Would you output the whole listing below, exactly as it reads?

>> BEGIN Dataset rows

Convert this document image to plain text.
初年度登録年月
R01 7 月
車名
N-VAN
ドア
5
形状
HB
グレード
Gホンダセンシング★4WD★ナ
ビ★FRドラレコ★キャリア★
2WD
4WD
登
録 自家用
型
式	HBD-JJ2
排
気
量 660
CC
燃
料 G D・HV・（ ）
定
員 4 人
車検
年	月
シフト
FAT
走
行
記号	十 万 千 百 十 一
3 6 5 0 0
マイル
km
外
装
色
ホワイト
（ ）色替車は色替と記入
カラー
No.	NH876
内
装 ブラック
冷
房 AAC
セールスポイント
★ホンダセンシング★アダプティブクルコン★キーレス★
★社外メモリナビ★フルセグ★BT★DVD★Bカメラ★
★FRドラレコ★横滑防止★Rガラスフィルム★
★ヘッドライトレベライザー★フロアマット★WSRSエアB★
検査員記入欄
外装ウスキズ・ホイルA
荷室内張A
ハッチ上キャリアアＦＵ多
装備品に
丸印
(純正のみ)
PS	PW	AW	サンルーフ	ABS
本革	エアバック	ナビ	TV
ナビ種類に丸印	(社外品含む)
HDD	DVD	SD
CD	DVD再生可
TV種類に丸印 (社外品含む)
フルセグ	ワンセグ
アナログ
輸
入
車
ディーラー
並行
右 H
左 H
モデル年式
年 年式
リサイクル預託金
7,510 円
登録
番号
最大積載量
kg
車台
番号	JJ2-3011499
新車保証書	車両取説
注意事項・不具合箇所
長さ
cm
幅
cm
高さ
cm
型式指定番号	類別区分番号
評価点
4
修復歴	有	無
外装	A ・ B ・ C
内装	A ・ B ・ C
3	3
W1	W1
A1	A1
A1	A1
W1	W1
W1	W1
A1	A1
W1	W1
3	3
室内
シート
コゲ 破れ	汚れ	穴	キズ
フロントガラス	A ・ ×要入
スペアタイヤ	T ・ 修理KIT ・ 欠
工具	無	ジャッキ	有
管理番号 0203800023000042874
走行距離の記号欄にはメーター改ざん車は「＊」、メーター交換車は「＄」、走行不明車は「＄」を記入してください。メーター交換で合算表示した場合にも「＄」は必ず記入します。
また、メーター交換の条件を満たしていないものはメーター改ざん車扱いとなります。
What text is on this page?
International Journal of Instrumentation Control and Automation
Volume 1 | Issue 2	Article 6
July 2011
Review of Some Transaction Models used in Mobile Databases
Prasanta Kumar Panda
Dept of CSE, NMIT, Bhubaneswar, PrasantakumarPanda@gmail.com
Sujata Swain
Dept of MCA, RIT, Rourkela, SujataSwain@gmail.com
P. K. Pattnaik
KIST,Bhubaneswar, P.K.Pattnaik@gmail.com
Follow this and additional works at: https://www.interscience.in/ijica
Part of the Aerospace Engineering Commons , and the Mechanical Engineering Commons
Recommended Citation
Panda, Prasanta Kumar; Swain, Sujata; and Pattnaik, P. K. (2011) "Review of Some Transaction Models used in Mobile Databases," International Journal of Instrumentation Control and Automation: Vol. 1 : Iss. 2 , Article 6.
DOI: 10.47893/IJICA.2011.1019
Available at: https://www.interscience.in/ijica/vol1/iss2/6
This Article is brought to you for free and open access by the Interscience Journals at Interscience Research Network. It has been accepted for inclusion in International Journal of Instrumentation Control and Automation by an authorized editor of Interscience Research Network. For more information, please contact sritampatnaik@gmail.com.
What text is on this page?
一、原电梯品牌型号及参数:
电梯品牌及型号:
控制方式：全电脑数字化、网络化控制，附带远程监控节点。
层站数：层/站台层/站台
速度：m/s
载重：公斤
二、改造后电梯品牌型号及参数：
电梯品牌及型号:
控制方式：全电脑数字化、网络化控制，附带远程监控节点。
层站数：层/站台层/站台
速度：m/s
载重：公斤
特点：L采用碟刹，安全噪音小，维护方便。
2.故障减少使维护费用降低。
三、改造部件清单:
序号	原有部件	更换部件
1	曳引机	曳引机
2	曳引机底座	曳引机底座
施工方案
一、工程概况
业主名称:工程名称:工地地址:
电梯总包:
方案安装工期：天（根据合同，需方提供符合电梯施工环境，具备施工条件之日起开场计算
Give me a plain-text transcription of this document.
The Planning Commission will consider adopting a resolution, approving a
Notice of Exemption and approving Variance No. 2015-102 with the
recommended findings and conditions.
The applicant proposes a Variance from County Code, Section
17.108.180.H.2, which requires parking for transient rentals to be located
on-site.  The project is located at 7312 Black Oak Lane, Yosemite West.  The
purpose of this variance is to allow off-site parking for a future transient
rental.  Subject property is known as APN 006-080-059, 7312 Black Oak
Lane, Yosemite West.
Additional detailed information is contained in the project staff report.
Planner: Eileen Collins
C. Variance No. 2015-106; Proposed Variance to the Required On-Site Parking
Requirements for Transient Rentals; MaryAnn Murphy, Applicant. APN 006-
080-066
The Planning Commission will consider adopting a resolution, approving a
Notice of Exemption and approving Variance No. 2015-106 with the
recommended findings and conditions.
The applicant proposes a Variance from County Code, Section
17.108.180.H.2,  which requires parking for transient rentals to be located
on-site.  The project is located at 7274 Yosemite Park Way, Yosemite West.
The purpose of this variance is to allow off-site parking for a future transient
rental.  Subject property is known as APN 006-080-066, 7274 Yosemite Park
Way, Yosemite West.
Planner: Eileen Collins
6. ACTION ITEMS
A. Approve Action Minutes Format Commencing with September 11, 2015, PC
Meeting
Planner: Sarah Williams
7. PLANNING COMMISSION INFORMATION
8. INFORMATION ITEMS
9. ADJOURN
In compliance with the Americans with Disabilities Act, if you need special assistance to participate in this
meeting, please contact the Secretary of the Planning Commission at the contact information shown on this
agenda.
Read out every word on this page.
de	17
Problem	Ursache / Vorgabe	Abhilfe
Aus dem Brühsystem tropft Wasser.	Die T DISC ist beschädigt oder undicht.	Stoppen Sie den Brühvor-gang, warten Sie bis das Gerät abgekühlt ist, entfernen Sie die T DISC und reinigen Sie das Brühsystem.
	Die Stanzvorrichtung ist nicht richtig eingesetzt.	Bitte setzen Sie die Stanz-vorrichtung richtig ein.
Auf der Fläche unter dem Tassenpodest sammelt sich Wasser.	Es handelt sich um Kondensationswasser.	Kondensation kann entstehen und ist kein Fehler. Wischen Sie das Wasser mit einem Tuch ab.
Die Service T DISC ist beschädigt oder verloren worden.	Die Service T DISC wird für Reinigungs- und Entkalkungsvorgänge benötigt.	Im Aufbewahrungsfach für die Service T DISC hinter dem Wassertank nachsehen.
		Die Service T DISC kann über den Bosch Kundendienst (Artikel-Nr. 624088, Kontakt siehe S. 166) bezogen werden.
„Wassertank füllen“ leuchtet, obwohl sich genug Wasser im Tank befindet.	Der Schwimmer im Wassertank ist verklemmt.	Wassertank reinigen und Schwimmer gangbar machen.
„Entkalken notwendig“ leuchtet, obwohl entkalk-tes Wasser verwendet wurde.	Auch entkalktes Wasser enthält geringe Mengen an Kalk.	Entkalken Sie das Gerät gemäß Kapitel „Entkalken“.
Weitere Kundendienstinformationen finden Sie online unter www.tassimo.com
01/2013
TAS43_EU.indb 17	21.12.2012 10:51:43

>> END Dataset rows

__Full answer__:
Convert this document image to plain text.
初年度登録年月
R01 7 月
車名
N-VAN
ドア
5
形状
HB
グレード
Gホンダセンシング★4WD★ナ
ビ★FRドラレコ★キャリア★
2WD
4WD
登
録 自家用
型
式	HBD-JJ2
排
気
量 660
CC
燃
料 G D・HV・（ ）
定
員 4 人
車検
年	月
シフト
FAT
走
行
記号	十 万 千 百 十 一
3 6 5 0 0
マイル
km
外
装
色
ホワイト
（ ）色替車は色替と記入
カラー
No.	NH876
内
装 ブラック
冷
房 AAC
セールスポイント
★ホンダセンシング★アダプティブクルコン★キーレス★
★社外メモリナビ★フルセグ★BT★DVD★Bカメラ★
★FRドラレコ★横滑防止★Rガラスフィルム★
★ヘッドライトレベライザー★フロアマット★WSRSエアB★
検査員記入欄
外装ウスキズ・ホイルA
荷室内張A
ハッチ上キャリアアＦＵ多
装備品に
丸印
(純正のみ)
PS	PW	AW	サンルーフ	ABS
本革	エアバック	ナビ	TV
ナビ種類に丸印	(社外品含む)
HDD	DVD	SD
CD	DVD再生可
TV種類に丸印 (社外品含む)
フルセグ	ワンセグ
アナログ
輸
入
車
ディーラー
並行
右 H
左 H
モデル年式
年 年式
リサイクル預託金
7,510 円
登録
番号
最大積載量
kg
車台
番号	JJ2-3011499
新車保証書	車両取説
注意事項・不具合箇所
長さ
cm
幅
cm
高さ
cm
型式指定番号	類別区分番号
評価点
4
修復歴	有	無
外装	A ・ B ・ C
内装	A ・ B ・ C
3	3
W1	W1
A1	A1
A1	A1
W1	W1
W1	W1
A1	A1
W1	W1
3	3
室内
シート
コゲ 破れ	汚れ	穴	キズ
フロントガラス	A ・ ×要入
スペアタイヤ	T ・ 修理KIT ・ 欠
工具	無	ジャッキ	有
管理番号 0203800023000042874
走行距離の記号欄にはメーター改ざん車は「＊」、メーター交換車は「＄」、走行不明車は「＄」を記入してください。メーター交換で合算表示した場合にも「＄」は必ず記入します。
また、メーター交換の条件を満たしていないものはメーター改ざん車扱いとなります。
What text is on this page?
International Journal of Instrumentation Control and Automation
Volume 1 | Issue 2	Article 6
July 2011
Review of Some Transaction Models used in Mobile Databases
Prasanta Kumar Panda
Dept of CSE, NMIT, Bhubaneswar, PrasantakumarPanda@gmail.com
Sujata Swain
Dept of MCA, RIT, Rourkela, SujataSwain@gmail.com
P. K. Pattnaik
KIST,Bhubaneswar, P.K.Pattnaik@gmail.com
Follow this and additional works at: https://www.interscience.in/ijica
Part of the Aerospace Engineering Commons , and the Mechanical Engineering Commons
Recommended Citation
Panda, Prasanta Kumar; Swain, Sujata; and Pattnaik, P. K. (2011) "Review of Some Transaction Models used in Mobile Databases," International Journal of Instrumentation Control and Automation: Vol. 1 : Iss. 2 , Article 6.
DOI: 10.47893/IJICA.2011.1019
Available at: https://www.interscience.in/ijica/vol1/iss2/6
This Article is brought to you for free and open access by the Interscience Journals at Interscience Research Network. It has been accepted for inclusion in International Journal of Instrumentation Control and Automation by an authorized editor of Interscience Research Network. For more information, please contact sritampatnaik@gmail.com.
What text is on this page?
一、原电梯品牌型号及参数:
电梯品牌及型号:
控制方式：全电脑数字化、网络化控制，附带远程监控节点。
层站数：层/站台层/站台
速度：m/s
载重：公斤
二、改造后电梯品牌型号及参数：
电梯品牌及型号:
控制方式：全电脑数字化、网络化控制，附带远程监控节点。
层站数：层/站台层/站台
速度：m/s
载重：公斤
特点：L采用碟刹，安全噪音小，维护方便。
2.故障减少使维护费用降低。
三、改造部件清单:
序号	原有部件	更换部件
1	曳引机	曳引机
2	曳引机底座	曳引机底座
施工方案
一、工程概况
业主名称:工程名称:工地地址:
电梯总包:
方案安装工期：天（根据合同，需方提供符合电梯施工环境，具备施工条件之日起开场计算
Give me a plain-text transcription of this document.
The Planning Commission will consider adopting a resolution, approving a
Notice of Exemption and approving Variance No. 2015-102 with the
recommended findings and conditions.
The applicant proposes a Variance from County Code, Section
17.108.180.H.2, which requires parking for transient rentals to be located
on-site.  The project is located at 7312 Black Oak Lane, Yosemite West.  The
purpose of this variance is to allow off-site parking for a future transient
rental.  Subject property is known as APN 006-080-059, 7312 Black Oak
Lane, Yosemite West.
Additional detailed information is contained in the project staff report.
Planner: Eileen Collins
C. Variance No. 2015-106; Proposed Variance to the Required On-Site Parking
Requirements for Transient Rentals; MaryAnn Murphy, Applicant. APN 006-
080-066
The Planning Commission will consider adopting a resolution, approving a
Notice of Exemption and approving Variance No. 2015-106 with the
recommended findings and conditions.
The applicant proposes a Variance from County Code, Section
17.108.180.H.2,  which requires parking for transient rentals to be located
on-site.  The project is located at 7274 Yosemite Park Way, Yosemite West.
The purpose of this variance is to allow off-site parking for a future transient
rental.  Subject property is known as APN 006-080-066, 7274 Yosemite Park
Way, Yosemite West.
Planner: Eileen Collins
6. ACTION ITEMS
A. Approve Action Minutes Format Commencing with September 11, 2015, PC
Meeting
Planner: Sarah Williams
7. PLANNING COMMISSION INFORMATION
8. INFORMATION ITEMS
9. ADJOURN
In compliance with the Americans with Disabilities Act, if you need special assistance to participate in this
meeting, please contact the Secretary of the Planning Commission at the contact information shown on this
agenda.
Read out every word on this page.
de	17
Problem	Ursache / Vorgabe	Abhilfe
Aus dem Brühsystem tropft Wasser.	Die T DISC ist beschädigt oder undicht.	Stoppen Sie den Brühvor-gang, warten Sie bis das Gerät abgekühlt ist, entfernen Sie die T DISC und reinigen Sie das Brühsystem.
	Die Stanzvorrichtung ist nicht richtig eingesetzt.	Bitte setzen Sie die Stanz-vorrichtung richtig ein.
Auf der Fläche unter dem Tassenpodest sammelt sich Wasser.	Es handelt sich um Kondensationswasser.	Kondensation kann entstehen und ist kein Fehler. Wischen Sie das Wasser mit einem Tuch ab.
Die Service T DISC ist beschädigt oder verloren worden.	Die Service T DISC wird für Reinigungs- und Entkalkungsvorgänge benötigt.	Im Aufbewahrungsfach für die Service T DISC hinter dem Wassertank nachsehen.
		Die Service T DISC kann über den Bosch Kundendienst (Artikel-Nr. 624088, Kontakt siehe S. 166) bezogen werden.
„Wassertank füllen“ leuchtet, obwohl sich genug Wasser im Tank befindet.	Der Schwimmer im Wassertank ist verklemmt.	Wassertank reinigen und Schwimmer gangbar machen.
„Entkalken notwendig“ leuchtet, obwohl entkalk-tes Wasser verwendet wurde.	Auch entkalktes Wasser enthält geringe Mengen an Kalk.	Entkalken Sie das Gerät gemäß Kapitel „Entkalken“.
Weitere Kundendienstinformationen finden Sie online unter www.tassimo.com
01/2013
TAS43_EU.indb 17	21.12.2012 10:51:43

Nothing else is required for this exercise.